Exercise aim: Below are some records. Copy every line in them that holds "JSON".
________________________________________
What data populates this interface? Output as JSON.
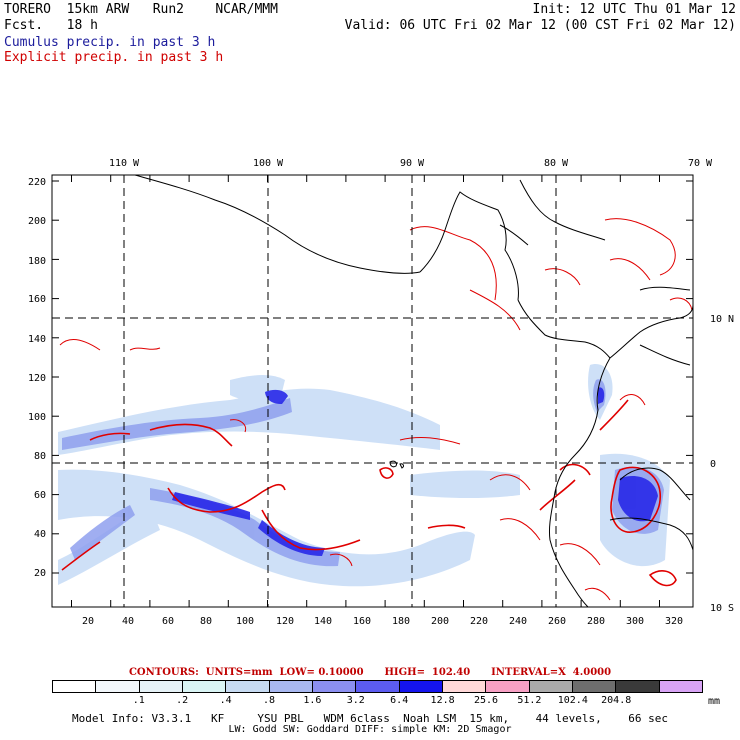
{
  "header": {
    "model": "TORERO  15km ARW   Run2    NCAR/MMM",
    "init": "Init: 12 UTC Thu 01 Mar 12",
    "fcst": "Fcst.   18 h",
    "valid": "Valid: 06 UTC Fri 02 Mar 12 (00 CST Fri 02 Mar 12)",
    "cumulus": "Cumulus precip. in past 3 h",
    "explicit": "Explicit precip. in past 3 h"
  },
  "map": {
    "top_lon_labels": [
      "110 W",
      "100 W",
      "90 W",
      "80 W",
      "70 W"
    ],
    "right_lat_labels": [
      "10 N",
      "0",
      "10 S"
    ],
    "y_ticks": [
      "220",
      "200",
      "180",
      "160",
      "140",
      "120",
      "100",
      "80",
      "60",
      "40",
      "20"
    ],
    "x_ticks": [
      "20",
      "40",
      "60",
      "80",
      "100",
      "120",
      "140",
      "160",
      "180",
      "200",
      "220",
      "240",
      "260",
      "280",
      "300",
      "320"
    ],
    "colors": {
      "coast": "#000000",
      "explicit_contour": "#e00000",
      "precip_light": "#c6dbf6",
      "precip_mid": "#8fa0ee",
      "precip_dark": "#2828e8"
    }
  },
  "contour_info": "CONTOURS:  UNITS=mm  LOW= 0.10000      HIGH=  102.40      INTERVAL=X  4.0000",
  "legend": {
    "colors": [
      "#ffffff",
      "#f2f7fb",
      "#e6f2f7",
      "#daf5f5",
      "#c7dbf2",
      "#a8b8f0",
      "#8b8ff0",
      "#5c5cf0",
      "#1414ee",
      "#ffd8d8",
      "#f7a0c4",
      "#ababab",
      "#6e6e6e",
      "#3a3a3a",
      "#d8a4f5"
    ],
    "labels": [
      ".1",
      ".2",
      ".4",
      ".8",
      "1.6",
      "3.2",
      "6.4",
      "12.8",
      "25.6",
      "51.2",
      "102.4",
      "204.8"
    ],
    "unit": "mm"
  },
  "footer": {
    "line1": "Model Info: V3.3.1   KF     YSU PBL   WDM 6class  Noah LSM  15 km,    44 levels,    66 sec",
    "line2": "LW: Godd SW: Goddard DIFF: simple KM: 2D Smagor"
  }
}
________________________________________
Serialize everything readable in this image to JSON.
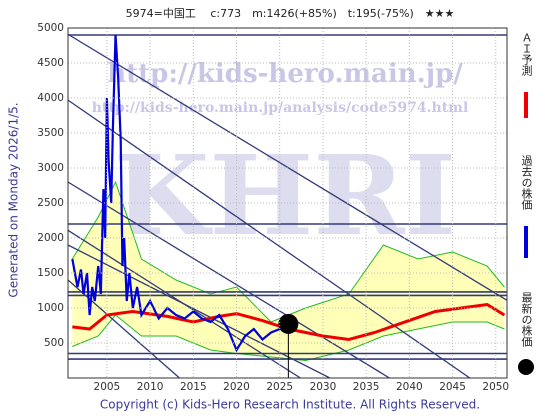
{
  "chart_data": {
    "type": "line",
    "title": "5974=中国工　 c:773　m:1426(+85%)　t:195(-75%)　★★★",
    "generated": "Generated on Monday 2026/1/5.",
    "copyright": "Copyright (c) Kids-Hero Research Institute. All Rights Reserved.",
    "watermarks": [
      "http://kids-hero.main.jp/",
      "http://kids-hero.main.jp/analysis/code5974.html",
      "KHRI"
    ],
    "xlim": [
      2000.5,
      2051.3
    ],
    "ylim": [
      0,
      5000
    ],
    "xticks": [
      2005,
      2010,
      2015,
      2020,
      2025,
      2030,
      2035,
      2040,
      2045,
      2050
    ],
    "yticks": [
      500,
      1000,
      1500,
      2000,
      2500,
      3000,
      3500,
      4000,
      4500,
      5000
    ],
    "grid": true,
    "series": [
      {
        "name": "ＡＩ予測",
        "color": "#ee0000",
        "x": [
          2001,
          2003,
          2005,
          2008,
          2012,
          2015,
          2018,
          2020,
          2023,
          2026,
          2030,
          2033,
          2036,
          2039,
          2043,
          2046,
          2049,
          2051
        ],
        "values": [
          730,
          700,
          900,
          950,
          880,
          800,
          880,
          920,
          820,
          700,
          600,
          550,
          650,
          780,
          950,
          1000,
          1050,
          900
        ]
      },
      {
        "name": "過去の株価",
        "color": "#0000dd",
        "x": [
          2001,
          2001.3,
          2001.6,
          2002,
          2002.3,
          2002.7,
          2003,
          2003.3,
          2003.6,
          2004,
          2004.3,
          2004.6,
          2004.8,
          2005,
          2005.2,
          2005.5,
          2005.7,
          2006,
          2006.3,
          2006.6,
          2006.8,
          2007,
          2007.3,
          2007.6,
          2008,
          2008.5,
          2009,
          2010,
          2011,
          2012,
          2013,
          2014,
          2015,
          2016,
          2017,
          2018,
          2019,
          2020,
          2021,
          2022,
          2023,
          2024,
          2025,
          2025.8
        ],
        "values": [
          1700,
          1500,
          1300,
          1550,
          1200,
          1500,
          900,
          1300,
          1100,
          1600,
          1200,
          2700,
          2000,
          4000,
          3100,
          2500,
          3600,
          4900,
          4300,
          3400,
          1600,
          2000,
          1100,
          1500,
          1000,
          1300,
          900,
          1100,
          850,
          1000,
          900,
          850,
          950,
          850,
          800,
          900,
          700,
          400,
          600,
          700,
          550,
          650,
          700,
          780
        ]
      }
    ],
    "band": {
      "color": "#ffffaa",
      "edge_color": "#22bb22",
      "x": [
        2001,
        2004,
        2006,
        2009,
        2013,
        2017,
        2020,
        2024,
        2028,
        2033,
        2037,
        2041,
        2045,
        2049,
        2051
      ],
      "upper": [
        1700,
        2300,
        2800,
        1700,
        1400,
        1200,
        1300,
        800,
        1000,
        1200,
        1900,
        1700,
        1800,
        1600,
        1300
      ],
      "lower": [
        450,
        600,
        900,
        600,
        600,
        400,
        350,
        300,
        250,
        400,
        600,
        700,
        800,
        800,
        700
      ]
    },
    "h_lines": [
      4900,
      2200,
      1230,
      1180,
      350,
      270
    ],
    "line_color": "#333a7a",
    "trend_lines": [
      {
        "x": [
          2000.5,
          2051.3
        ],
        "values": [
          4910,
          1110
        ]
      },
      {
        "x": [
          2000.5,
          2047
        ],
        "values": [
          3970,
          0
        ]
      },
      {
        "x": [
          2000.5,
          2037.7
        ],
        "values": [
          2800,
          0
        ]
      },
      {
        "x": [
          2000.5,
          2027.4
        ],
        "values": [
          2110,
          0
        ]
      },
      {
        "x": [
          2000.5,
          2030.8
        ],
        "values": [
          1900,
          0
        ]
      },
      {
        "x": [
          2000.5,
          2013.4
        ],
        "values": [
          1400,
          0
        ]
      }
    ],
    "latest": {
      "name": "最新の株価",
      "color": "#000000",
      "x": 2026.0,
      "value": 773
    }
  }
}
________________________________________
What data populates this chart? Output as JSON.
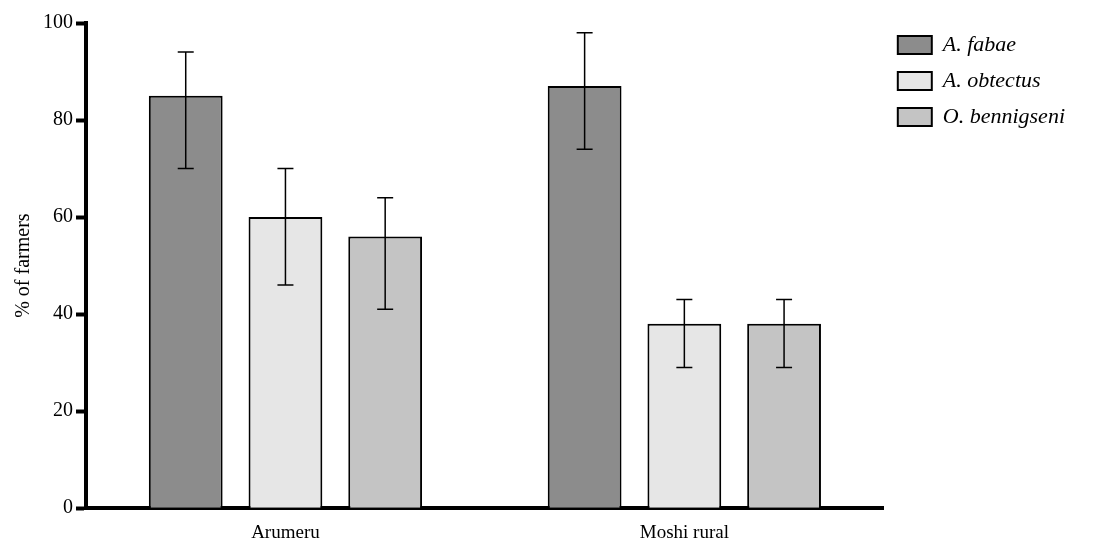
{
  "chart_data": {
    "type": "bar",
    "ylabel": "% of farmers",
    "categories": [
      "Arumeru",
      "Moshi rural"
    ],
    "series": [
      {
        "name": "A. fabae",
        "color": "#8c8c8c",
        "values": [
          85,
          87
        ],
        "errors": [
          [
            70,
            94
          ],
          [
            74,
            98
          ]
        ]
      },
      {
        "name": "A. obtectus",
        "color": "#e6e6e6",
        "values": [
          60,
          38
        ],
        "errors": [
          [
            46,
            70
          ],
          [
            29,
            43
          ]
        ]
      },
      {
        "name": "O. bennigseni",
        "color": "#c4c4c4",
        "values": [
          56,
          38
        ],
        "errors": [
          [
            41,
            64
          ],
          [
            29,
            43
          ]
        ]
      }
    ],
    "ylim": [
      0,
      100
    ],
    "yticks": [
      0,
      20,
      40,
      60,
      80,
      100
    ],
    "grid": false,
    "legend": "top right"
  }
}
________________________________________
The solution:
What data populates this interface? Output as JSON.
Serialize everything readable in this image to JSON.
What data populates this chart? Output as JSON.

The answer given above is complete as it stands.